» **TASK BRIEF**: Reproduce every entry exactly as shown.

» **RECORDS PROVIDED**:
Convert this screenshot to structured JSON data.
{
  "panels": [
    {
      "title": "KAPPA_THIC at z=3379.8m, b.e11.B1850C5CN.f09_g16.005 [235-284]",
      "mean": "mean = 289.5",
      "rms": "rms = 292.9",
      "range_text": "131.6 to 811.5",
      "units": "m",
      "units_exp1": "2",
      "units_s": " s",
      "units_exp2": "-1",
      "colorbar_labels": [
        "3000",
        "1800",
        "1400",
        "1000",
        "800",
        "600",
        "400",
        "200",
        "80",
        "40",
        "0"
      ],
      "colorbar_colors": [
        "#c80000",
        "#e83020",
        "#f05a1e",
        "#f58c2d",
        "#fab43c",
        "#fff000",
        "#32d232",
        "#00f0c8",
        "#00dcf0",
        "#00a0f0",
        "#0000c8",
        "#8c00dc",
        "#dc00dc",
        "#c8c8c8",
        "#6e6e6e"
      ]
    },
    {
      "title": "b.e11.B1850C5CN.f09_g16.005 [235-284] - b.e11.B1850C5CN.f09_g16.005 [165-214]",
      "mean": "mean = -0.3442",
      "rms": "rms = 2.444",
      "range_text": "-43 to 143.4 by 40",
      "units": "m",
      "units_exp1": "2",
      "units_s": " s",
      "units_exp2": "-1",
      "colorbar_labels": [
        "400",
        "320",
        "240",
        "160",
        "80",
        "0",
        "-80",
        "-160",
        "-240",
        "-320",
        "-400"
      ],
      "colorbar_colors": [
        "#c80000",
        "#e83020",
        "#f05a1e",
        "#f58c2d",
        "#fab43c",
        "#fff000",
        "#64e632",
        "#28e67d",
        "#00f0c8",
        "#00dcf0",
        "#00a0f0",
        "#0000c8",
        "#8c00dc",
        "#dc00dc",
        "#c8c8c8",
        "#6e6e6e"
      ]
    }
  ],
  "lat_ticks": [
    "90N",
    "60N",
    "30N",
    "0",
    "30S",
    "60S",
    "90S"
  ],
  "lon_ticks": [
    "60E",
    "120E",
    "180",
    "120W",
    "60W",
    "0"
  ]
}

» **FULL ANSWER**:
Convert this screenshot to structured JSON data.
{
  "panels": [
    {
      "title": "KAPPA_THIC at z=3379.8m, b.e11.B1850C5CN.f09_g16.005 [235-284]",
      "mean": "mean = 289.5",
      "rms": "rms = 292.9",
      "range_text": "131.6 to 811.5",
      "units": "m",
      "units_exp1": "2",
      "units_s": " s",
      "units_exp2": "-1",
      "colorbar_labels": [
        "3000",
        "1800",
        "1400",
        "1000",
        "800",
        "600",
        "400",
        "200",
        "80",
        "40",
        "0"
      ],
      "colorbar_colors": [
        "#c80000",
        "#e83020",
        "#f05a1e",
        "#f58c2d",
        "#fab43c",
        "#fff000",
        "#32d232",
        "#00f0c8",
        "#00dcf0",
        "#00a0f0",
        "#0000c8",
        "#8c00dc",
        "#dc00dc",
        "#c8c8c8",
        "#6e6e6e"
      ]
    },
    {
      "title": "b.e11.B1850C5CN.f09_g16.005 [235-284] - b.e11.B1850C5CN.f09_g16.005 [165-214]",
      "mean": "mean = -0.3442",
      "rms": "rms = 2.444",
      "range_text": "-43 to 143.4 by 40",
      "units": "m",
      "units_exp1": "2",
      "units_s": " s",
      "units_exp2": "-1",
      "colorbar_labels": [
        "400",
        "320",
        "240",
        "160",
        "80",
        "0",
        "-80",
        "-160",
        "-240",
        "-320",
        "-400"
      ],
      "colorbar_colors": [
        "#c80000",
        "#e83020",
        "#f05a1e",
        "#f58c2d",
        "#fab43c",
        "#fff000",
        "#64e632",
        "#28e67d",
        "#00f0c8",
        "#00dcf0",
        "#00a0f0",
        "#0000c8",
        "#8c00dc",
        "#dc00dc",
        "#c8c8c8",
        "#6e6e6e"
      ]
    }
  ],
  "lat_ticks": [
    "90N",
    "60N",
    "30N",
    "0",
    "30S",
    "60S",
    "90S"
  ],
  "lon_ticks": [
    "60E",
    "120E",
    "180",
    "120W",
    "60W",
    "0"
  ]
}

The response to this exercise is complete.